##### Supplied data

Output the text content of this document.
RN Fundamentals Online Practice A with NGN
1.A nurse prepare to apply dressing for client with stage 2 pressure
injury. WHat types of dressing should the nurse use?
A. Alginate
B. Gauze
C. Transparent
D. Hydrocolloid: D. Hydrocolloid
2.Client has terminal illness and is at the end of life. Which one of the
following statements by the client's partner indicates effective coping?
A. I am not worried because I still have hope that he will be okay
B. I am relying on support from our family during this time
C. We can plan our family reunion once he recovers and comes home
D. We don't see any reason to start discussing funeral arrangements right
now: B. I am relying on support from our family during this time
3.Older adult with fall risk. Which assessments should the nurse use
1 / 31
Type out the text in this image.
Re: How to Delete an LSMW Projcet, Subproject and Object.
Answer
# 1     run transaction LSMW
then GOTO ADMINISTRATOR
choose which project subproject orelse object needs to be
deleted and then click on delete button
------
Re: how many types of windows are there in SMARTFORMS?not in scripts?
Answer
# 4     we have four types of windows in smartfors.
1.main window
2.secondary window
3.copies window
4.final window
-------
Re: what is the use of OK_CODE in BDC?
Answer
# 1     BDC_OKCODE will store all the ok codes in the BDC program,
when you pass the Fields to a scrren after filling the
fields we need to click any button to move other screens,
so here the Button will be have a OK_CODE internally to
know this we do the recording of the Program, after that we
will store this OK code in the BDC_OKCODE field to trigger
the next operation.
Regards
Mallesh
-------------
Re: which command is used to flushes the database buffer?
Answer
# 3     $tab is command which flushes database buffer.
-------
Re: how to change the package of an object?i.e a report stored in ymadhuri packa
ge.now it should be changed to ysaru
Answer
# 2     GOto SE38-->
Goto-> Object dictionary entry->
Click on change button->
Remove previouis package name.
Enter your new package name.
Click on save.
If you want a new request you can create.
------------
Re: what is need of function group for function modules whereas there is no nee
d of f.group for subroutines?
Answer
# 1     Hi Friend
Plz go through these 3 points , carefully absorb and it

##########

Copy each line from the data above that includes "package".

▸ Solution below:
Re: how to change the package of an object?i.e a report stored in ymadhuri packa
Remove previouis package name.
Enter your new package name.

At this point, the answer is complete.